== Data section

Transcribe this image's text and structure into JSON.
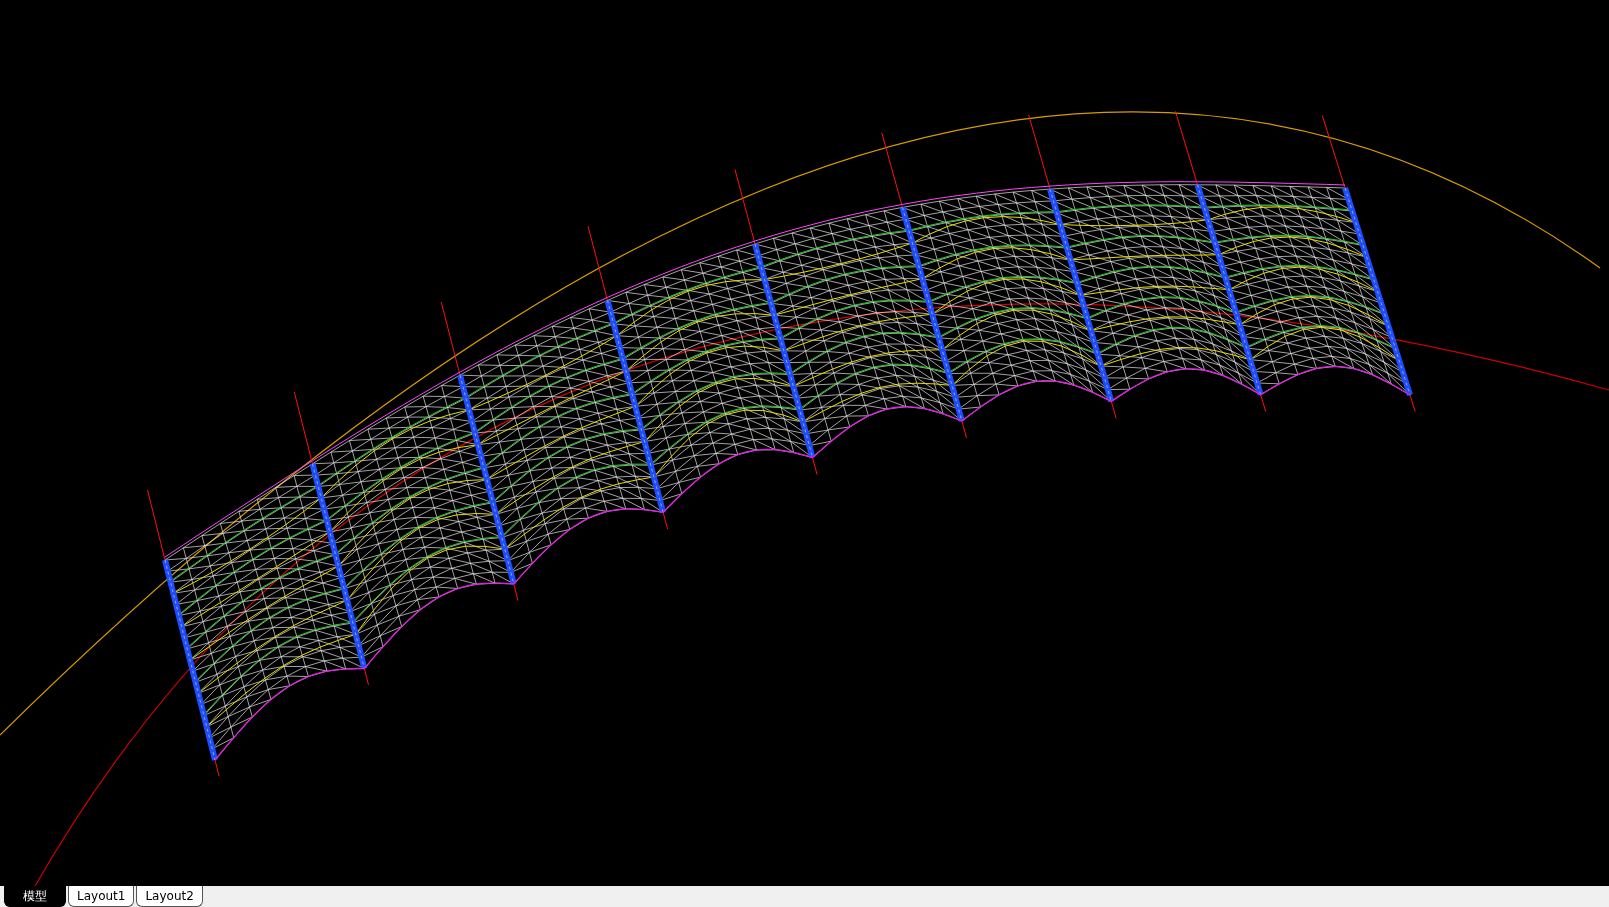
{
  "layout_tabs": [
    {
      "label": "模型",
      "selected": true
    },
    {
      "label": "Layout1",
      "selected": false
    },
    {
      "label": "Layout2",
      "selected": false
    }
  ]
}
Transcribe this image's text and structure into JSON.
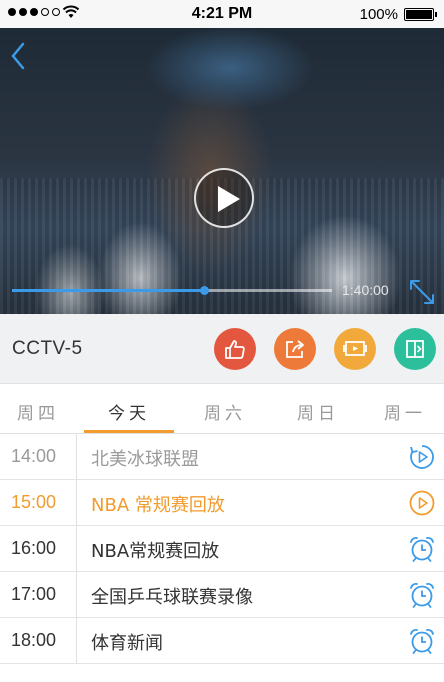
{
  "status_bar": {
    "time": "4:21 PM",
    "battery": "100%"
  },
  "player": {
    "duration": "1:40:00",
    "progress": 0.6
  },
  "channel": {
    "name": "CCTV-5"
  },
  "actions": [
    {
      "icon": "thumbs-up-icon",
      "color": "#e2573d"
    },
    {
      "icon": "share-icon",
      "color": "#ee7a3a"
    },
    {
      "icon": "cast-tv-icon",
      "color": "#f2a93b"
    },
    {
      "icon": "switch-screen-icon",
      "color": "#2cbf9c"
    }
  ],
  "days": {
    "items": [
      "周四",
      "今天",
      "周六",
      "周日",
      "周一"
    ],
    "selected": 1
  },
  "schedule": [
    {
      "time": "14:00",
      "title": "北美冰球联盟",
      "state": "past",
      "icon": "replay-icon"
    },
    {
      "time": "15:00",
      "title": "NBA 常规赛回放",
      "state": "now",
      "icon": "play-icon"
    },
    {
      "time": "16:00",
      "title": "NBA常规赛回放",
      "state": "future",
      "icon": "alarm-clock-icon"
    },
    {
      "time": "17:00",
      "title": "全国乒乓球联赛录像",
      "state": "future",
      "icon": "alarm-clock-icon"
    },
    {
      "time": "18:00",
      "title": "体育新闻",
      "state": "future",
      "icon": "alarm-clock-icon"
    }
  ],
  "colors": {
    "accent": "#f29b2e",
    "blue": "#3c9be8"
  }
}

====

Prompt = Output all the records, word for word, with no pictures in the copy.

The solution =
Transcribe this image's text and structure into JSON.
{
  "layout_tabs": [
    {
      "label": "模型",
      "selected": true
    },
    {
      "label": "Layout1",
      "selected": false
    },
    {
      "label": "Layout2",
      "selected": false
    }
  ]
}
Transcribe this image's text and structure into JSON.
{
  "status_bar": {
    "time": "4:21 PM",
    "battery": "100%"
  },
  "player": {
    "duration": "1:40:00",
    "progress": 0.6
  },
  "channel": {
    "name": "CCTV-5"
  },
  "actions": [
    {
      "icon": "thumbs-up-icon",
      "color": "#e2573d"
    },
    {
      "icon": "share-icon",
      "color": "#ee7a3a"
    },
    {
      "icon": "cast-tv-icon",
      "color": "#f2a93b"
    },
    {
      "icon": "switch-screen-icon",
      "color": "#2cbf9c"
    }
  ],
  "days": {
    "items": [
      "周四",
      "今天",
      "周六",
      "周日",
      "周一"
    ],
    "selected": 1
  },
  "schedule": [
    {
      "time": "14:00",
      "title": "北美冰球联盟",
      "state": "past",
      "icon": "replay-icon"
    },
    {
      "time": "15:00",
      "title": "NBA 常规赛回放",
      "state": "now",
      "icon": "play-icon"
    },
    {
      "time": "16:00",
      "title": "NBA常规赛回放",
      "state": "future",
      "icon": "alarm-clock-icon"
    },
    {
      "time": "17:00",
      "title": "全国乒乓球联赛录像",
      "state": "future",
      "icon": "alarm-clock-icon"
    },
    {
      "time": "18:00",
      "title": "体育新闻",
      "state": "future",
      "icon": "alarm-clock-icon"
    }
  ],
  "colors": {
    "accent": "#f29b2e",
    "blue": "#3c9be8"
  }
}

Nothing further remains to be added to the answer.